What you have to do: Copy the lines that follow, keeping every character the same.

Record set:
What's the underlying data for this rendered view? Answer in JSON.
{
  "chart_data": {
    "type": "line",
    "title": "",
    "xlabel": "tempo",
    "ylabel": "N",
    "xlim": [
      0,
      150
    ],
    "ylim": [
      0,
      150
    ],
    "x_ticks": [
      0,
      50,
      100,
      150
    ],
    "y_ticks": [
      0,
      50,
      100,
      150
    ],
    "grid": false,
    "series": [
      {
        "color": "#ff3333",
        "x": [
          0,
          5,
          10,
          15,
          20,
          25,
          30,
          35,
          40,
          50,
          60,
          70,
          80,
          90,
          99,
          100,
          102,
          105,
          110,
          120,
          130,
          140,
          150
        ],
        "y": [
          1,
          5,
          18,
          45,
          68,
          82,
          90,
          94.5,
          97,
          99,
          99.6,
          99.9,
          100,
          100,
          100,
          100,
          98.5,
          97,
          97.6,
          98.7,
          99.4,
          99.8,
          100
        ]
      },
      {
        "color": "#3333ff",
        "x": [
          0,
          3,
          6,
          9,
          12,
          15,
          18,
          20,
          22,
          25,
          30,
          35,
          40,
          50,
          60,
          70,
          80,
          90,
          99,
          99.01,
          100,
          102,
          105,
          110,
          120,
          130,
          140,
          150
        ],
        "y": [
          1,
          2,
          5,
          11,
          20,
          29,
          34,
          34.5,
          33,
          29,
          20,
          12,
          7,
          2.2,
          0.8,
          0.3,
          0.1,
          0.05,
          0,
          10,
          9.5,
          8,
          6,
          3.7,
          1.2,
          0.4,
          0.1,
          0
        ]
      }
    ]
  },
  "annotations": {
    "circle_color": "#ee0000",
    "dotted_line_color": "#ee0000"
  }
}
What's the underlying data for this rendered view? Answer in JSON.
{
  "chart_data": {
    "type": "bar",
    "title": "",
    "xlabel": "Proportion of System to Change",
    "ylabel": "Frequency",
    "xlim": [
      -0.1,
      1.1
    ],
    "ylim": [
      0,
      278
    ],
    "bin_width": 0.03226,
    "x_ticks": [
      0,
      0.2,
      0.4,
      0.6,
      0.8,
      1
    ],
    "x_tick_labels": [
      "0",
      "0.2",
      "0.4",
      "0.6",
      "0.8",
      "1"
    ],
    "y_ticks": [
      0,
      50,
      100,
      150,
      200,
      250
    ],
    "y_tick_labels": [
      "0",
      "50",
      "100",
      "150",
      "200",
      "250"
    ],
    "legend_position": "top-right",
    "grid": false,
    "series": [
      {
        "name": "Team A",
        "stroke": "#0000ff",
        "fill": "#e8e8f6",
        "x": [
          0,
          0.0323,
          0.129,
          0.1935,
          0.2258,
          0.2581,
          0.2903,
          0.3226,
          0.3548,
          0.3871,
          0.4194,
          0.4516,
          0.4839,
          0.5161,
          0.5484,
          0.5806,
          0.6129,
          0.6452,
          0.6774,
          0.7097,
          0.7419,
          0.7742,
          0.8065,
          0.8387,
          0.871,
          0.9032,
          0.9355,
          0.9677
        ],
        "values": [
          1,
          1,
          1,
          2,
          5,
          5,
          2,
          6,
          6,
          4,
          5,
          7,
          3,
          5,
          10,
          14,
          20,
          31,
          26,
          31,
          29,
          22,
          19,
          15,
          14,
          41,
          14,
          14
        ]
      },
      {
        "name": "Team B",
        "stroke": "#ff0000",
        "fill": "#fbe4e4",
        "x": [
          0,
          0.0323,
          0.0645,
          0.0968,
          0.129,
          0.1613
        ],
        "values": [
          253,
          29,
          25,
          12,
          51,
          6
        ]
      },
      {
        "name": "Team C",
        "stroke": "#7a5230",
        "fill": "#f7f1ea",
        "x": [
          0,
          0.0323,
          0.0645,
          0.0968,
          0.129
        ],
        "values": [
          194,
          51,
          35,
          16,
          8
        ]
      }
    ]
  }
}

Task solution:
What's the underlying data for this rendered view? Answer in JSON.
{
  "chart_data": {
    "type": "line",
    "title": "",
    "xlabel": "tempo",
    "ylabel": "N",
    "xlim": [
      0,
      150
    ],
    "ylim": [
      0,
      150
    ],
    "x_ticks": [
      0,
      50,
      100,
      150
    ],
    "y_ticks": [
      0,
      50,
      100,
      150
    ],
    "grid": false,
    "series": [
      {
        "color": "#ff3333",
        "x": [
          0,
          5,
          10,
          15,
          20,
          25,
          30,
          35,
          40,
          50,
          60,
          70,
          80,
          90,
          99,
          100,
          102,
          105,
          110,
          120,
          130,
          140,
          150
        ],
        "y": [
          1,
          5,
          18,
          45,
          68,
          82,
          90,
          94.5,
          97,
          99,
          99.6,
          99.9,
          100,
          100,
          100,
          100,
          98.5,
          97,
          97.6,
          98.7,
          99.4,
          99.8,
          100
        ]
      },
      {
        "color": "#3333ff",
        "x": [
          0,
          3,
          6,
          9,
          12,
          15,
          18,
          20,
          22,
          25,
          30,
          35,
          40,
          50,
          60,
          70,
          80,
          90,
          99,
          99.01,
          100,
          102,
          105,
          110,
          120,
          130,
          140,
          150
        ],
        "y": [
          1,
          2,
          5,
          11,
          20,
          29,
          34,
          34.5,
          33,
          29,
          20,
          12,
          7,
          2.2,
          0.8,
          0.3,
          0.1,
          0.05,
          0,
          10,
          9.5,
          8,
          6,
          3.7,
          1.2,
          0.4,
          0.1,
          0
        ]
      }
    ]
  },
  "annotations": {
    "circle_color": "#ee0000",
    "dotted_line_color": "#ee0000"
  }
}
What's the underlying data for this rendered view? Answer in JSON.
{
  "chart_data": {
    "type": "bar",
    "title": "",
    "xlabel": "Proportion of System to Change",
    "ylabel": "Frequency",
    "xlim": [
      -0.1,
      1.1
    ],
    "ylim": [
      0,
      278
    ],
    "bin_width": 0.03226,
    "x_ticks": [
      0,
      0.2,
      0.4,
      0.6,
      0.8,
      1
    ],
    "x_tick_labels": [
      "0",
      "0.2",
      "0.4",
      "0.6",
      "0.8",
      "1"
    ],
    "y_ticks": [
      0,
      50,
      100,
      150,
      200,
      250
    ],
    "y_tick_labels": [
      "0",
      "50",
      "100",
      "150",
      "200",
      "250"
    ],
    "legend_position": "top-right",
    "grid": false,
    "series": [
      {
        "name": "Team A",
        "stroke": "#0000ff",
        "fill": "#e8e8f6",
        "x": [
          0,
          0.0323,
          0.129,
          0.1935,
          0.2258,
          0.2581,
          0.2903,
          0.3226,
          0.3548,
          0.3871,
          0.4194,
          0.4516,
          0.4839,
          0.5161,
          0.5484,
          0.5806,
          0.6129,
          0.6452,
          0.6774,
          0.7097,
          0.7419,
          0.7742,
          0.8065,
          0.8387,
          0.871,
          0.9032,
          0.9355,
          0.9677
        ],
        "values": [
          1,
          1,
          1,
          2,
          5,
          5,
          2,
          6,
          6,
          4,
          5,
          7,
          3,
          5,
          10,
          14,
          20,
          31,
          26,
          31,
          29,
          22,
          19,
          15,
          14,
          41,
          14,
          14
        ]
      },
      {
        "name": "Team B",
        "stroke": "#ff0000",
        "fill": "#fbe4e4",
        "x": [
          0,
          0.0323,
          0.0645,
          0.0968,
          0.129,
          0.1613
        ],
        "values": [
          253,
          29,
          25,
          12,
          51,
          6
        ]
      },
      {
        "name": "Team C",
        "stroke": "#7a5230",
        "fill": "#f7f1ea",
        "x": [
          0,
          0.0323,
          0.0645,
          0.0968,
          0.129
        ],
        "values": [
          194,
          51,
          35,
          16,
          8
        ]
      }
    ]
  }
}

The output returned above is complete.